** Start of Records supplied **

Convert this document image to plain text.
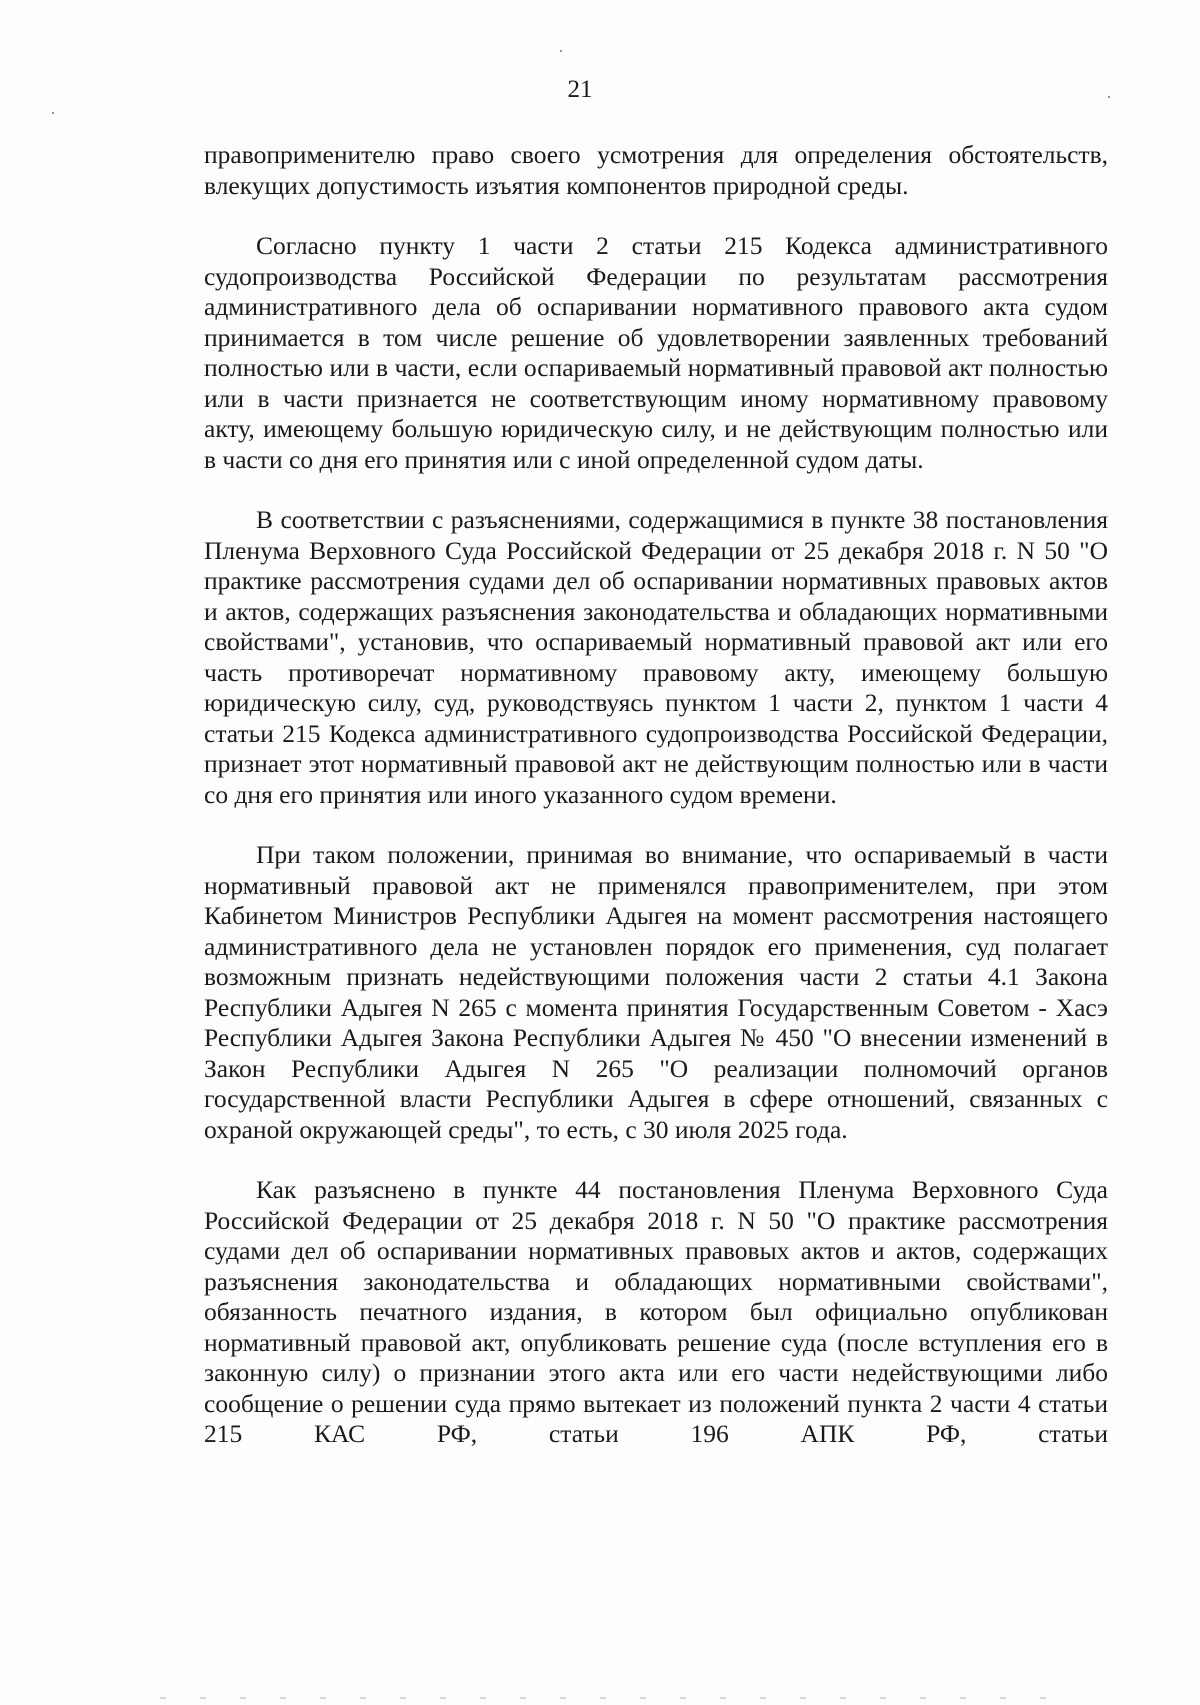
21

правоприменителю право своего усмотрения для определения обстоятельств, влекущих допустимость изъятия компонентов природной среды.

Согласно пункту 1 части 2 статьи 215 Кодекса административного судопроизводства Российской Федерации по результатам рассмотрения административного дела об оспаривании нормативного правового акта судом принимается в том числе решение об удовлетворении заявленных требований полностью или в части, если оспариваемый нормативный правовой акт полностью или в части признается не соответствующим иному нормативному правовому акту, имеющему большую юридическую силу, и не действующим полностью или в части со дня его принятия или с иной определенной судом даты.

В соответствии с разъяснениями, содержащимися в пункте 38 постановления Пленума Верховного Суда Российской Федерации от 25 декабря 2018 г. N 50 "О практике рассмотрения судами дел об оспаривании нормативных правовых актов и актов, содержащих разъяснения законодательства и обладающих нормативными свойствами", установив, что оспариваемый нормативный правовой акт или его часть противоречат нормативному правовому акту, имеющему большую юридическую силу, суд, руководствуясь пунктом 1 части 2, пунктом 1 части 4 статьи 215 Кодекса административного судопроизводства Российской Федерации, признает этот нормативный правовой акт не действующим полностью или в части со дня его принятия или иного указанного судом времени.

При таком положении, принимая во внимание, что оспариваемый в части нормативный правовой акт не применялся правоприменителем, при этом Кабинетом Министров Республики Адыгея на момент рассмотрения настоящего административного дела не установлен порядок его применения, суд полагает возможным признать недействующими положения части 2 статьи 4.1 Закона Республики Адыгея N 265 с момента принятия Государственным Советом - Хасэ Республики Адыгея Закона Республики Адыгея № 450 "О внесении изменений в Закон Республики Адыгея N 265 "О реализации полномочий органов государственной власти Республики Адыгея в сфере отношений, связанных с охраной окружающей среды", то есть, с 30 июля 2025 года.

Как разъяснено в пункте 44 постановления Пленума Верховного Суда Российской Федерации от 25 декабря 2018 г. N 50 "О практике рассмотрения судами дел об оспаривании нормативных правовых актов и актов, содержащих разъяснения законодательства и обладающих нормативными свойствами", обязанность печатного издания, в котором был официально опубликован нормативный правовой акт, опубликовать решение суда (после вступления его в законную силу) о признании этого акта или его части недействующими либо сообщение о решении суда прямо вытекает из положений пункта 2 части 4 статьи 215 КАС РФ, статьи 196 АПК РФ, статьи
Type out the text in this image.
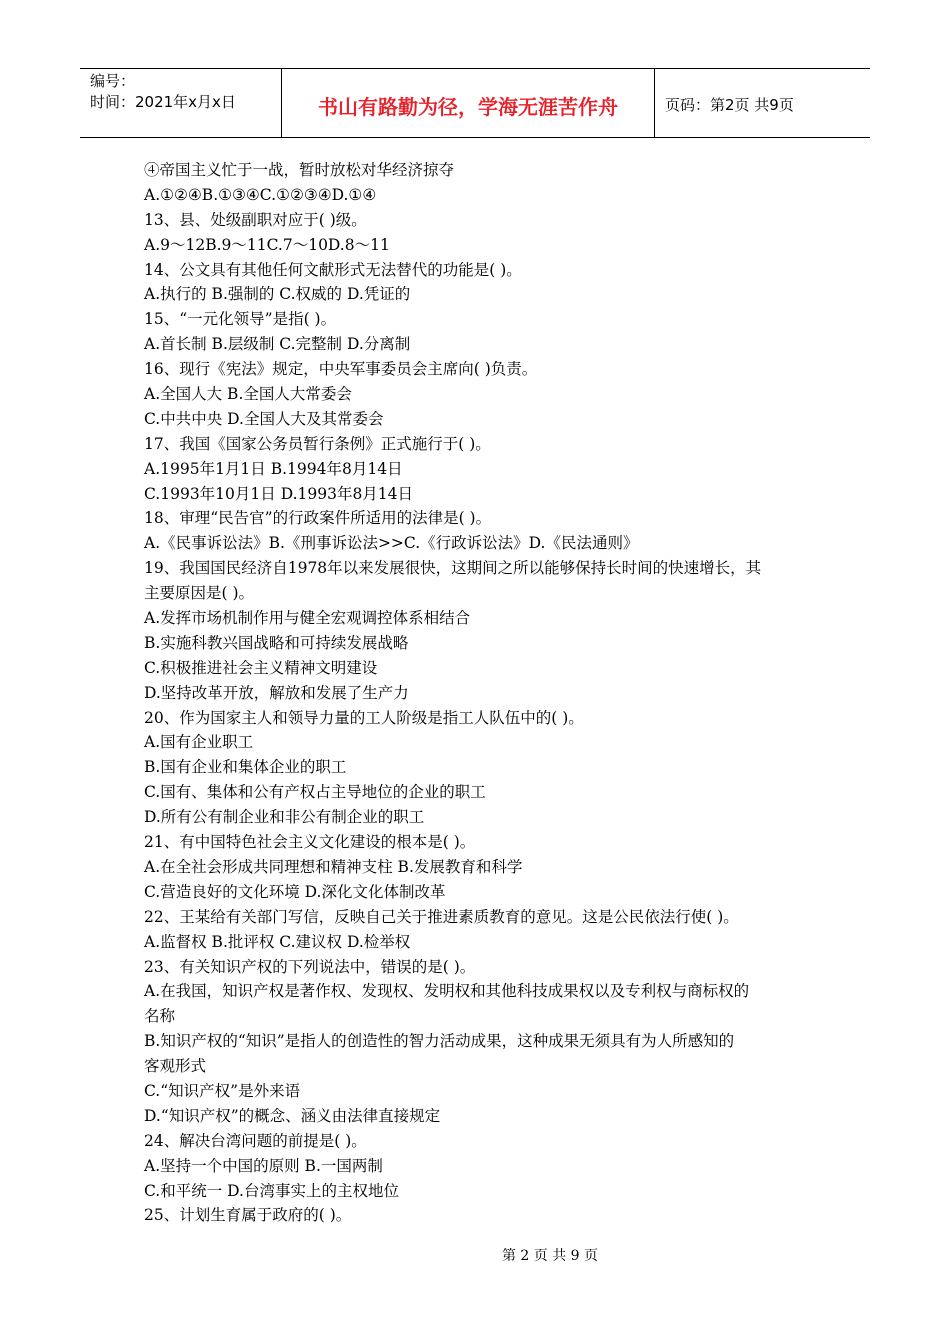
编号：
时间：2021年x月x日	书山有路勤为径，学海无涯苦作舟	页码：第2页 共9页
④帝国主义忙于一战，暂时放松对华经济掠夺
A.①②④B.①③④C.①②③④D.①④
13、县、处级副职对应于( )级。
A.9～12B.9～11C.7～10D.8～11
14、公文具有其他任何文献形式无法替代的功能是( )。
A.执行的 B.强制的 C.权威的 D.凭证的
15、“一元化领导”是指( )。
A.首长制 B.层级制 C.完整制 D.分离制
16、现行《宪法》规定，中央军事委员会主席向( )负责。
A.全国人大 B.全国人大常委会
C.中共中央 D.全国人大及其常委会
17、我国《国家公务员暂行条例》正式施行于( )。
A.1995年1月1日 B.1994年8月14日
C.1993年10月1日 D.1993年8月14日
18、审理“民告官”的行政案件所适用的法律是( )。
A.《民事诉讼法》B.《刑事诉讼法>>C.《行政诉讼法》D.《民法通则》
19、我国国民经济自1978年以来发展很快，这期间之所以能够保持长时间的快速增长，其
主要原因是( )。
A.发挥市场机制作用与健全宏观调控体系相结合
B.实施科教兴国战略和可持续发展战略
C.积极推进社会主义精神文明建设
D.坚持改革开放，解放和发展了生产力
20、作为国家主人和领导力量的工人阶级是指工人队伍中的( )。
A.国有企业职工
B.国有企业和集体企业的职工
C.国有、集体和公有产权占主导地位的企业的职工
D.所有公有制企业和非公有制企业的职工
21、有中国特色社会主义文化建设的根本是( )。
A.在全社会形成共同理想和精神支柱 B.发展教育和科学
C.营造良好的文化环境 D.深化文化体制改革
22、王某给有关部门写信，反映自己关于推进素质教育的意见。这是公民依法行使( )。
A.监督权 B.批评权 C.建议权 D.检举权
23、有关知识产权的下列说法中，错误的是( )。
A.在我国，知识产权是著作权、发现权、发明权和其他科技成果权以及专利权与商标权的
名称
B.知识产权的“知识”是指人的创造性的智力活动成果，这种成果无须具有为人所感知的
客观形式
C.“知识产权”是外来语
D.“知识产权”的概念、涵义由法律直接规定
24、解决台湾问题的前提是( )。
A.坚持一个中国的原则 B.一国两制
C.和平统一 D.台湾事实上的主权地位
25、计划生育属于政府的( )。
第 2 页 共 9 页
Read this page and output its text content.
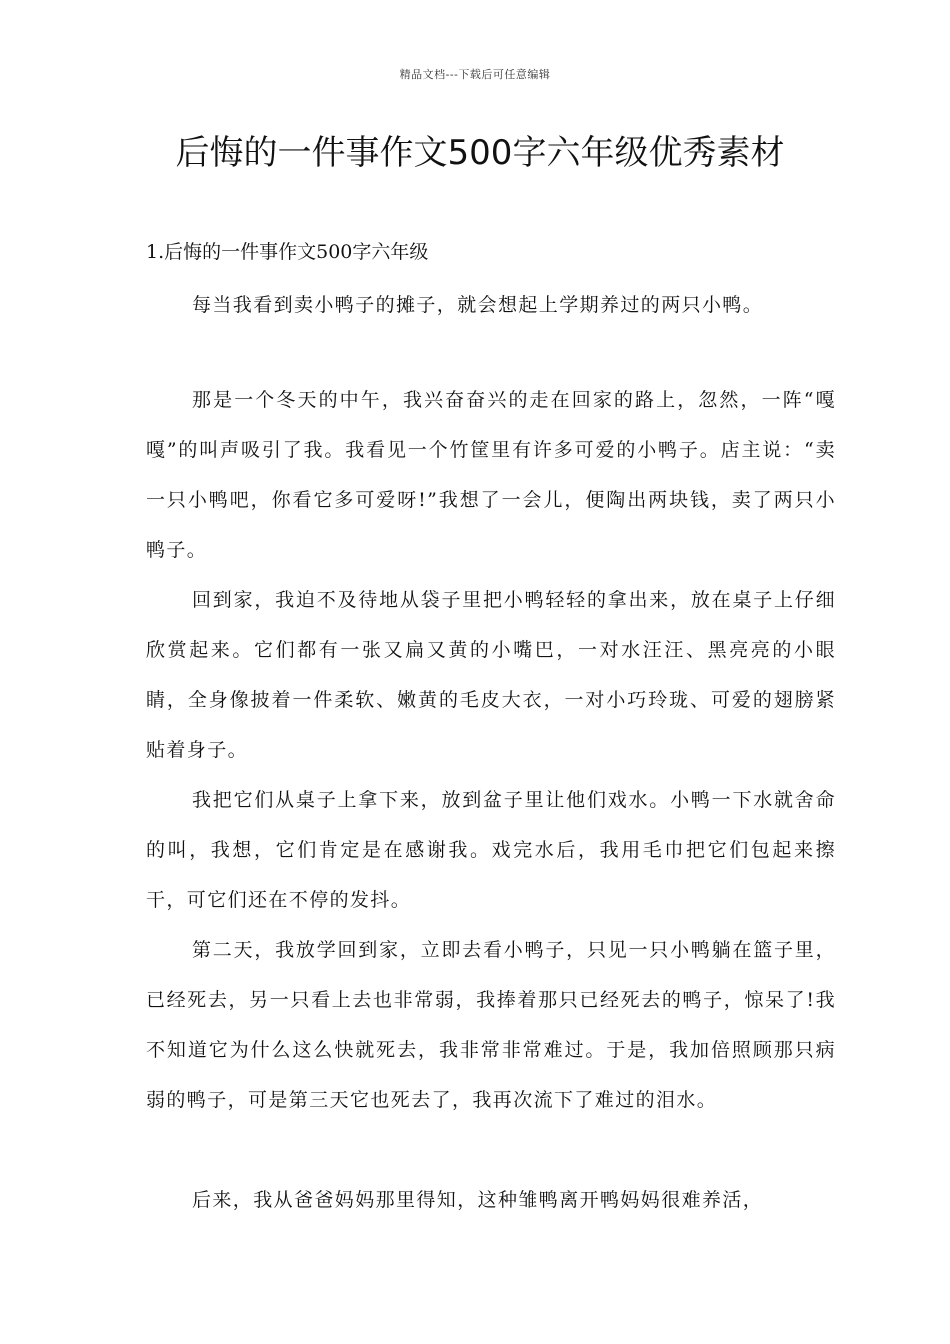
精品文档---下载后可任意编辑
后悔的一件事作文500字六年级优秀素材
1.后悔的一件事作文500字六年级

每当我看到卖小鸭子的摊子，就会想起上学期养过的两只小鸭。

那是一个冬天的中午，我兴奋奋兴的走在回家的路上，忽然，一阵“嘎嘎”的叫声吸引了我。我看见一个竹筐里有许多可爱的小鸭子。店主说：“卖一只小鸭吧，你看它多可爱呀!”我想了一会儿，便陶出两块钱，卖了两只小鸭子。

回到家，我迫不及待地从袋子里把小鸭轻轻的拿出来，放在桌子上仔细欣赏起来。它们都有一张又扁又黄的小嘴巴，一对水汪汪、黑亮亮的小眼睛，全身像披着一件柔软、嫩黄的毛皮大衣，一对小巧玲珑、可爱的翅膀紧贴着身子。

我把它们从桌子上拿下来，放到盆子里让他们戏水。小鸭一下水就舍命的叫，我想，它们肯定是在感谢我。戏完水后，我用毛巾把它们包起来擦干，可它们还在不停的发抖。

第二天，我放学回到家，立即去看小鸭子，只见一只小鸭躺在篮子里，已经死去，另一只看上去也非常弱，我捧着那只已经死去的鸭子，惊呆了!我不知道它为什么这么快就死去，我非常非常难过。于是，我加倍照顾那只病弱的鸭子，可是第三天它也死去了，我再次流下了难过的泪水。

后来，我从爸爸妈妈那里得知，这种雏鸭离开鸭妈妈很难养活，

** End of Records supplied **

- **Task to carry out**
Pick each line holding the word "полностью" out of the listing.

- **Written reply**
Согласно пункту 1 части 2 статьи 215 Кодекса административного судопроизводства Российской Федерации по результатам рассмотрения административного дела об оспаривании нормативного правового акта судом принимается в том числе решение об удовлетворении заявленных требований полностью или в части, если оспариваемый нормативный правовой акт полностью или в части признается не соответствующим иному нормативному правовому акту, имеющему большую юридическую силу, и не действующим полностью или в части со дня его принятия или с иной определенной судом даты.
В соответствии с разъяснениями, содержащимися в пункте 38 постановления Пленума Верховного Суда Российской Федерации от 25 декабря 2018 г. N 50 "О практике рассмотрения судами дел об оспаривании нормативных правовых актов и актов, содержащих разъяснения законодательства и обладающих нормативными свойствами", установив, что оспариваемый нормативный правовой акт или его часть противоречат нормативному правовому акту, имеющему большую юридическую силу, суд, руководствуясь пунктом 1 части 2, пунктом 1 части 4 статьи 215 Кодекса административного судопроизводства Российской Федерации, признает этот нормативный правовой акт не действующим полностью или в части со дня его принятия или иного указанного судом времени.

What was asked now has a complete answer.